(Annotated element listings)
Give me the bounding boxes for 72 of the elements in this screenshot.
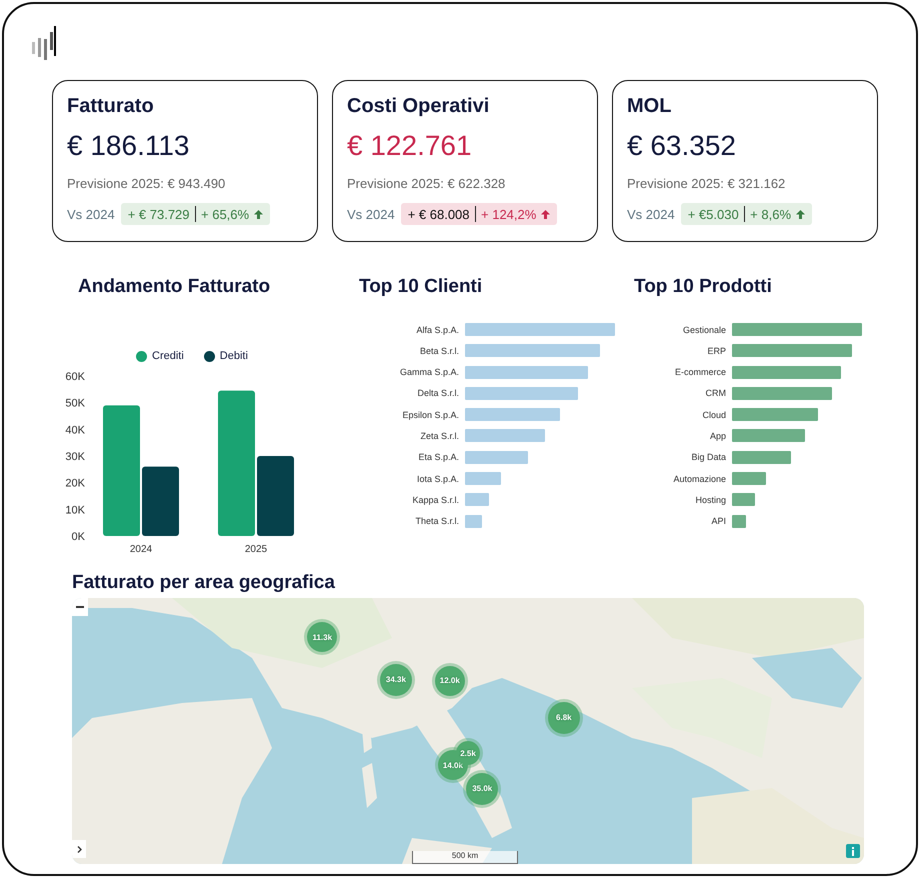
bar-label: Iota S.p.A.: [416, 474, 460, 484]
axis-tick-label: 30K: [65, 451, 85, 463]
bar-label: Gestionale: [682, 324, 727, 334]
section-title: Fatturato per area geografica: [72, 572, 336, 594]
compare-label: Vs 2024: [67, 206, 115, 222]
delta-percent: + 8,6%: [750, 206, 792, 222]
legend-label: Crediti: [152, 350, 184, 362]
delta-amount: + € 68.008: [408, 206, 470, 222]
delta-amount: + €5.030: [688, 206, 739, 222]
bar-label: Eta S.p.A.: [417, 452, 460, 462]
axis-tick-label: 60K: [65, 371, 85, 383]
logo-icon: [30, 24, 56, 60]
bar-label: App: [708, 430, 727, 441]
compare-label: Vs 2024: [347, 206, 395, 222]
forecast-text: Previsione 2025: € 321.162: [627, 176, 786, 191]
compare-label: Vs 2024: [627, 206, 675, 222]
bar-label: Hosting: [694, 494, 727, 505]
bar-label: E-commerce: [674, 367, 727, 378]
kpi-title: MOL: [627, 95, 672, 118]
legend-label: Debiti: [220, 350, 248, 362]
bar: [465, 472, 501, 486]
bar-label: Gamma S.p.A.: [398, 367, 460, 378]
kpi-value: € 186.113: [67, 130, 190, 162]
bar-label: API: [710, 516, 727, 526]
bar-label: Cloud: [701, 410, 727, 420]
bar-label: Automazione: [672, 474, 727, 484]
info-icon: [851, 846, 855, 856]
axis-tick-label: 20K: [65, 478, 85, 490]
bar-label: Alfa S.p.A.: [415, 324, 460, 334]
bar: [732, 514, 746, 528]
bar-label: Epsilon S.p.A.: [401, 410, 460, 420]
chevron-right-icon: [76, 846, 82, 852]
axis-tick-label: 50K: [65, 398, 85, 410]
axis-category-label: 2024: [130, 544, 152, 555]
bar-label: Zeta S.r.l.: [419, 430, 460, 441]
forecast-text: Previsione 2025: € 943.490: [67, 176, 226, 191]
bar-label: ERP: [706, 346, 727, 356]
scale-bar: 500 km: [412, 851, 518, 864]
bar-label: CRM: [704, 388, 727, 398]
kpi-title: Fatturato: [67, 95, 155, 118]
bar-label: Beta S.r.l.: [418, 346, 460, 356]
bar-label: Delta S.r.l.: [416, 388, 460, 398]
kpi-value: € 122.761: [347, 130, 473, 162]
bar: [465, 493, 489, 506]
bar: [465, 450, 528, 464]
arrow-up-icon: [254, 210, 264, 218]
delta-percent: + 124,2%: [481, 206, 536, 222]
bar-label: Theta S.r.l.: [414, 516, 460, 526]
forecast-text: Previsione 2025: € 622.328: [347, 176, 506, 191]
bar-label: Kappa S.r.l.: [411, 494, 460, 505]
chart-title: Top 10 Clienti: [359, 276, 484, 298]
chart-title: Top 10 Prodotti: [634, 276, 773, 298]
arrow-up-icon: [796, 210, 806, 218]
delta-amount: + € 73.729: [128, 206, 190, 222]
bar: [732, 450, 790, 464]
chart-title: Andamento Fatturato: [78, 276, 272, 298]
delta-percent: + 65,6%: [201, 206, 250, 222]
bar: [465, 514, 482, 528]
minus-icon: [76, 606, 84, 608]
bar: [142, 466, 179, 536]
kpi-value: € 63.352: [627, 130, 737, 162]
expand-button[interactable]: [72, 840, 86, 858]
axis-category-label: 2025: [244, 544, 268, 555]
arrow-up-icon: [541, 210, 550, 218]
kpi-title: Costi Operativi: [347, 95, 490, 118]
bar: [732, 493, 756, 506]
bar: [732, 472, 766, 486]
bar-label: Big Data: [690, 452, 727, 462]
info-button[interactable]: [846, 844, 860, 858]
axis-tick-label: 40K: [65, 424, 85, 436]
axis-tick-label: 10K: [65, 504, 85, 516]
axis-tick-label: 0K: [72, 531, 85, 543]
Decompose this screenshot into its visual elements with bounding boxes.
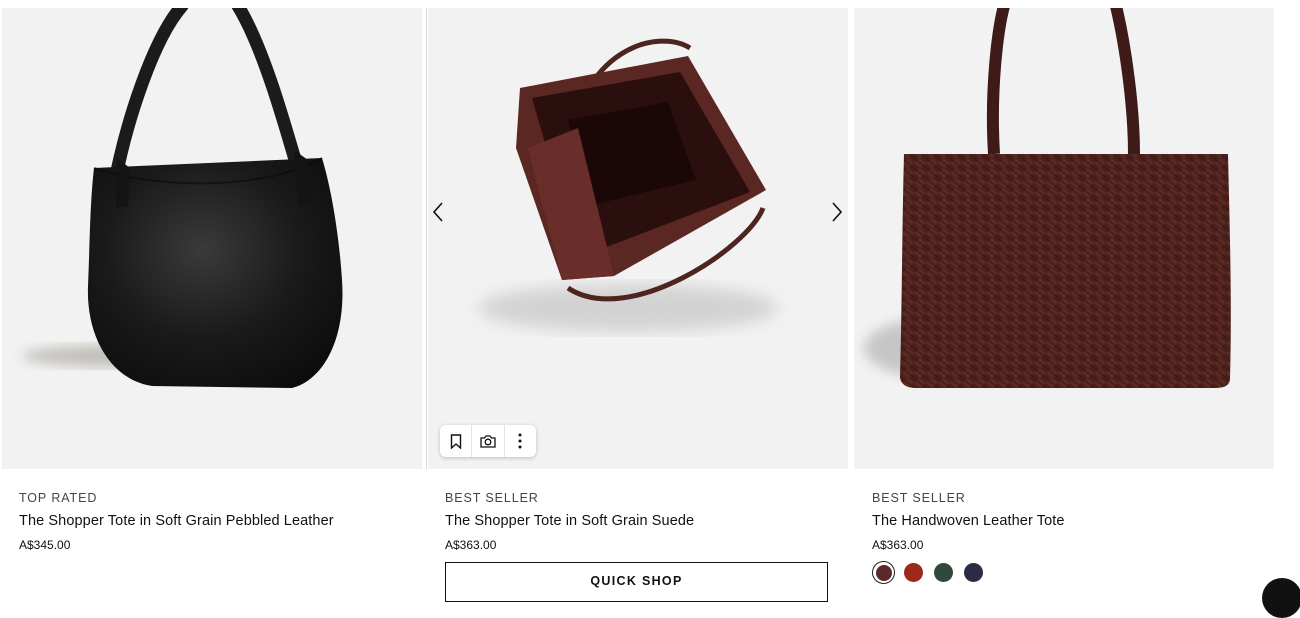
more-options-button[interactable] bbox=[505, 425, 536, 457]
more-vertical-icon bbox=[518, 433, 522, 449]
quick-shop-button[interactable]: QUICK SHOP bbox=[445, 562, 828, 602]
suede-tote-image bbox=[478, 38, 778, 332]
product-price: A$345.00 bbox=[19, 538, 71, 552]
bookmark-icon bbox=[450, 433, 461, 449]
carousel-next-button[interactable] bbox=[826, 199, 848, 225]
visual-search-button[interactable] bbox=[472, 425, 503, 457]
card-divider bbox=[426, 8, 427, 469]
swatch-green[interactable] bbox=[932, 561, 955, 584]
product-name[interactable]: The Shopper Tote in Soft Grain Suede bbox=[445, 513, 694, 529]
product-price: A$363.00 bbox=[872, 538, 924, 552]
product-name[interactable]: The Handwoven Leather Tote bbox=[872, 513, 1065, 529]
product-price: A$363.00 bbox=[445, 538, 497, 552]
bookmark-button[interactable] bbox=[440, 425, 471, 457]
woven-tote-image bbox=[864, 8, 1231, 388]
product-badge: BEST SELLER bbox=[872, 491, 966, 505]
product-badge: BEST SELLER bbox=[445, 491, 539, 505]
chat-icon[interactable] bbox=[1262, 578, 1300, 618]
product-image-1[interactable] bbox=[2, 8, 422, 469]
swatch-navy[interactable] bbox=[962, 561, 985, 584]
chevron-right-icon bbox=[832, 202, 842, 222]
swatch-burgundy[interactable] bbox=[872, 561, 895, 584]
product-image-2[interactable] bbox=[428, 8, 848, 469]
product-image-3[interactable] bbox=[854, 8, 1274, 469]
product-badge: TOP RATED bbox=[19, 491, 98, 505]
swatch-red[interactable] bbox=[902, 561, 925, 584]
chevron-left-icon bbox=[433, 202, 443, 222]
carousel-prev-button[interactable] bbox=[427, 199, 449, 225]
black-leather-tote-image bbox=[22, 8, 343, 388]
camera-icon bbox=[480, 435, 496, 448]
image-action-toolbar bbox=[440, 425, 536, 457]
color-swatches bbox=[872, 561, 985, 584]
product-name[interactable]: The Shopper Tote in Soft Grain Pebbled L… bbox=[19, 513, 334, 529]
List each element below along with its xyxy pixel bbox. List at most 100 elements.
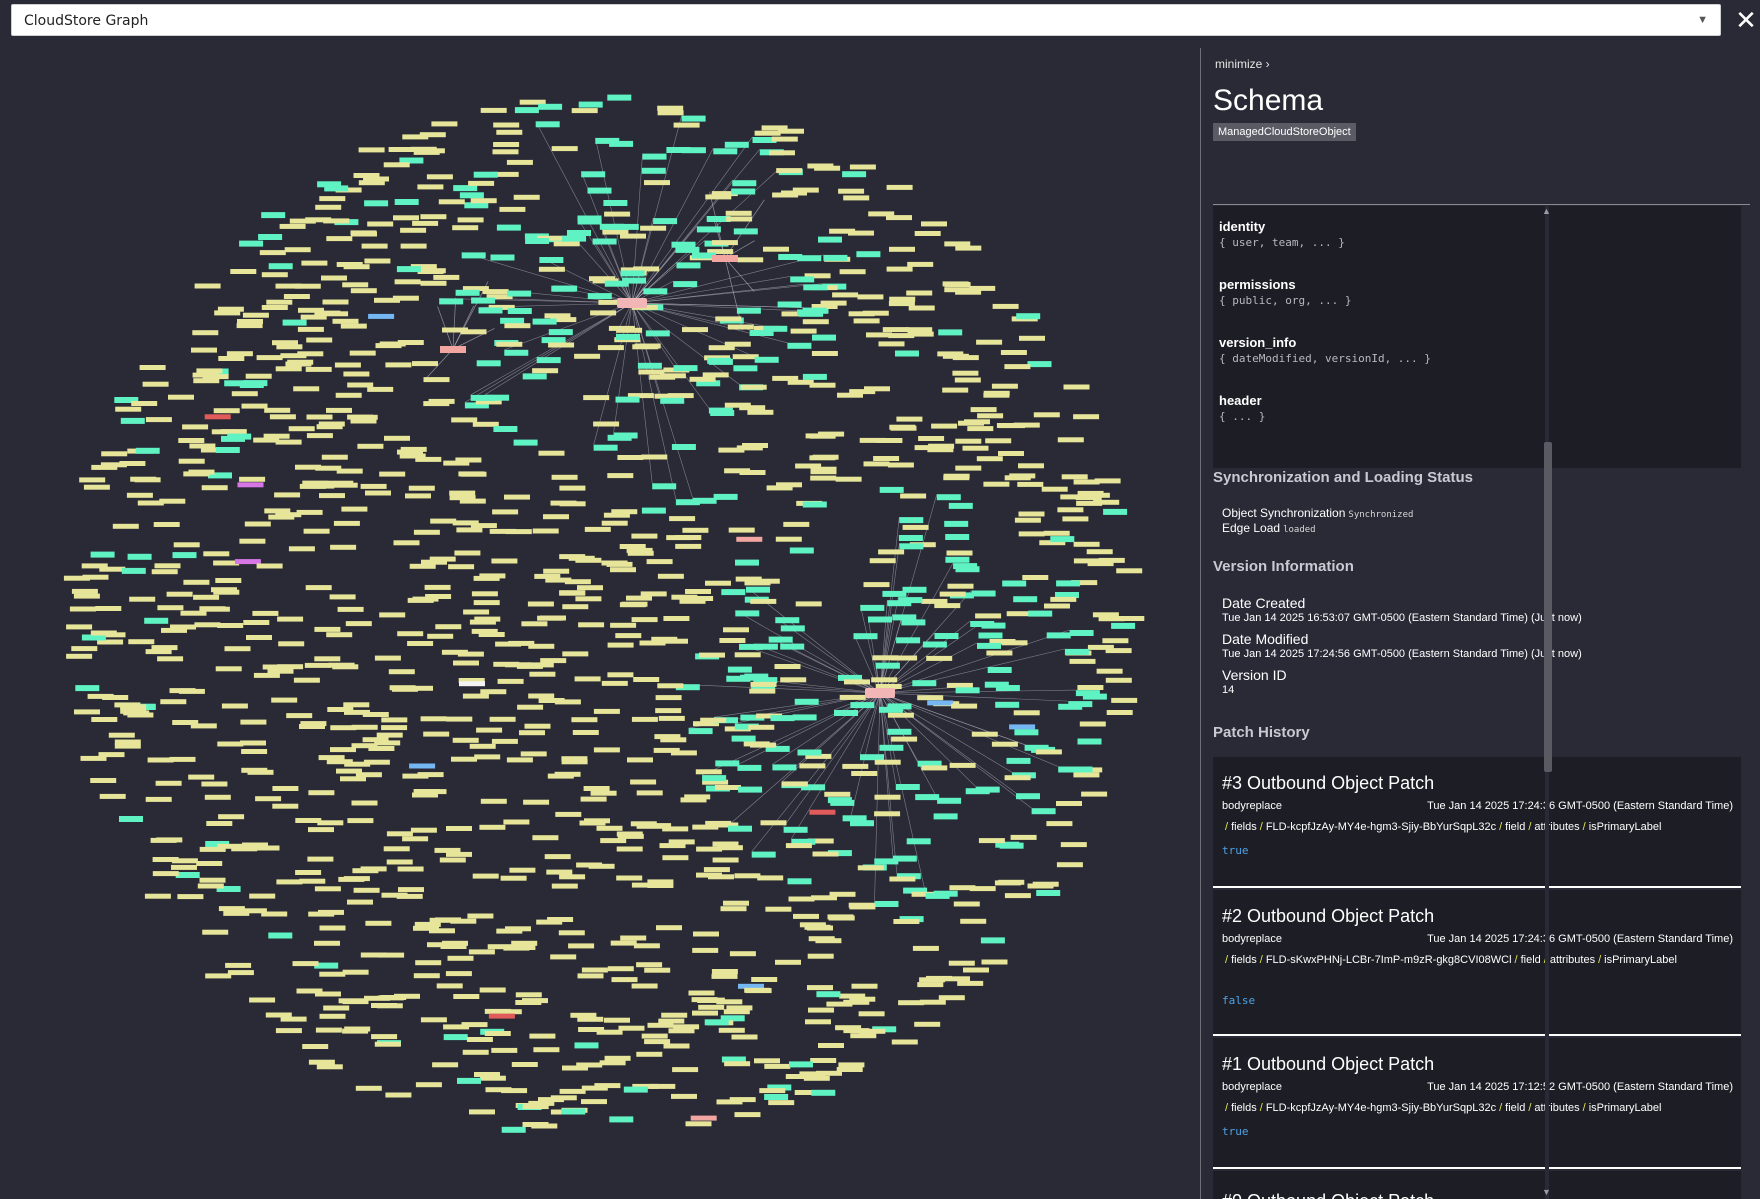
graph-node[interactable]	[718, 447, 745, 453]
graph-node[interactable]	[243, 620, 270, 625]
graph-node[interactable]	[466, 1037, 493, 1042]
graph-node[interactable]	[746, 586, 770, 593]
graph-node[interactable]	[946, 682, 973, 688]
graph-node[interactable]	[680, 797, 707, 803]
graph-node[interactable]	[906, 838, 931, 845]
graph-node[interactable]	[271, 697, 298, 703]
graph-node[interactable]	[272, 786, 299, 791]
graph-node[interactable]	[252, 610, 279, 616]
graph-node[interactable]	[623, 1086, 648, 1093]
graph-node[interactable]	[226, 351, 253, 357]
graph-node[interactable]	[954, 377, 981, 383]
graph-node[interactable]	[1116, 568, 1143, 574]
graph-node[interactable]	[112, 523, 139, 529]
patch-card[interactable]: #2 Outbound Object Patch bodyreplace Tue…	[1213, 890, 1741, 1036]
graph-node[interactable]	[766, 485, 793, 491]
graph-node[interactable]	[601, 560, 628, 566]
graph-node[interactable]	[196, 368, 223, 374]
graph-node[interactable]	[155, 780, 182, 786]
graph-node[interactable]	[488, 1013, 515, 1019]
graph-node[interactable]	[692, 1010, 718, 1016]
graph-node[interactable]	[436, 983, 463, 989]
graph-node[interactable]	[1031, 808, 1056, 815]
graph-node[interactable]	[353, 887, 380, 893]
graph-node[interactable]	[433, 274, 460, 280]
graph-node[interactable]	[747, 409, 774, 415]
graph-node[interactable]	[412, 220, 439, 226]
graph-node[interactable]	[120, 417, 145, 424]
graph-node[interactable]	[261, 305, 288, 310]
graph-node[interactable]	[850, 702, 875, 709]
graph-node[interactable]	[420, 1017, 447, 1023]
graph-node[interactable]	[699, 652, 725, 658]
graph-node[interactable]	[1056, 580, 1081, 587]
graph-node[interactable]	[441, 649, 468, 655]
graph-node[interactable]	[1105, 648, 1132, 654]
graph-node[interactable]	[504, 349, 529, 356]
graph-node[interactable]	[724, 1061, 751, 1067]
graph-node[interactable]	[835, 1025, 862, 1031]
graph-node[interactable]	[751, 977, 778, 982]
graph-node[interactable]	[596, 825, 623, 831]
graph-node[interactable]	[595, 137, 620, 144]
graph-node[interactable]	[574, 353, 601, 359]
graph-node[interactable]	[1043, 530, 1070, 536]
graph-node[interactable]	[926, 655, 953, 661]
graph-node[interactable]	[321, 275, 347, 281]
graph-node[interactable]	[524, 723, 551, 729]
graph-node[interactable]	[673, 122, 700, 128]
graph-node[interactable]	[472, 873, 499, 879]
graph-node[interactable]	[673, 365, 698, 372]
graph-node[interactable]	[889, 876, 916, 882]
graph-node[interactable]	[610, 940, 637, 946]
graph-node[interactable]	[145, 649, 172, 655]
graph-node[interactable]	[681, 115, 706, 122]
graph-node[interactable]	[75, 685, 100, 692]
graph-node[interactable]	[949, 762, 976, 768]
graph-node[interactable]	[809, 809, 836, 815]
graph-node[interactable]	[882, 327, 909, 333]
graph-node[interactable]	[334, 362, 361, 368]
graph-node[interactable]	[452, 225, 479, 231]
graph-node[interactable]	[121, 567, 146, 574]
graph-node[interactable]	[538, 450, 565, 456]
graph-node[interactable]	[1050, 596, 1077, 602]
graph-node[interactable]	[754, 356, 779, 363]
graph-hub-node[interactable]	[865, 688, 895, 698]
graph-node[interactable]	[561, 756, 588, 762]
graph-node[interactable]	[396, 893, 423, 899]
graph-node[interactable]	[583, 786, 610, 791]
graph-node[interactable]	[376, 732, 403, 738]
graph-node[interactable]	[898, 535, 923, 541]
graph-node[interactable]	[381, 725, 408, 731]
graph-node[interactable]	[610, 567, 636, 573]
graph-node[interactable]	[805, 1019, 831, 1025]
graph-node[interactable]	[578, 101, 603, 108]
graph-node[interactable]	[872, 655, 899, 661]
graph-node[interactable]	[430, 518, 457, 524]
graph-node[interactable]	[480, 798, 507, 804]
graph-node[interactable]	[218, 814, 245, 820]
graph-node[interactable]	[675, 543, 702, 549]
graph-node[interactable]	[385, 1092, 412, 1098]
graph-node[interactable]	[102, 695, 129, 700]
graph-node[interactable]	[522, 373, 547, 380]
graph-node[interactable]	[227, 433, 252, 440]
graph-node[interactable]	[723, 1009, 750, 1015]
graph-node[interactable]	[1014, 517, 1041, 523]
graph-node[interactable]	[203, 606, 230, 612]
graph-node[interactable]	[341, 506, 368, 512]
graph-node[interactable]	[753, 643, 778, 650]
graph-node[interactable]	[529, 671, 556, 677]
graph-node[interactable]	[660, 397, 685, 404]
graph-node[interactable]	[1027, 883, 1054, 889]
graph-node[interactable]	[559, 501, 586, 507]
graph-node[interactable]	[955, 438, 982, 444]
graph-node[interactable]	[329, 594, 356, 600]
graph-node[interactable]	[521, 621, 548, 627]
graph-node[interactable]	[493, 426, 518, 432]
graph-node[interactable]	[1081, 791, 1108, 797]
graph-node[interactable]	[712, 857, 739, 863]
graph-node[interactable]	[991, 383, 1018, 389]
graph-node[interactable]	[906, 327, 933, 333]
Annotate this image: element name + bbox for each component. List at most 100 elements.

Aim of the exercise
Take the lines of the records starting with the line containing "447, 745, 453]" and going on through the line containing "610, 279, 616]", and write them out again with "graph-node" replaced by "network-node" and everything else unchanged.

Solution to the problem
network-node[interactable]	[718, 447, 745, 453]
network-node[interactable]	[243, 620, 270, 625]
network-node[interactable]	[466, 1037, 493, 1042]
network-node[interactable]	[746, 586, 770, 593]
network-node[interactable]	[946, 682, 973, 688]
network-node[interactable]	[680, 797, 707, 803]
network-node[interactable]	[906, 838, 931, 845]
network-node[interactable]	[271, 697, 298, 703]
network-node[interactable]	[272, 786, 299, 791]
network-node[interactable]	[252, 610, 279, 616]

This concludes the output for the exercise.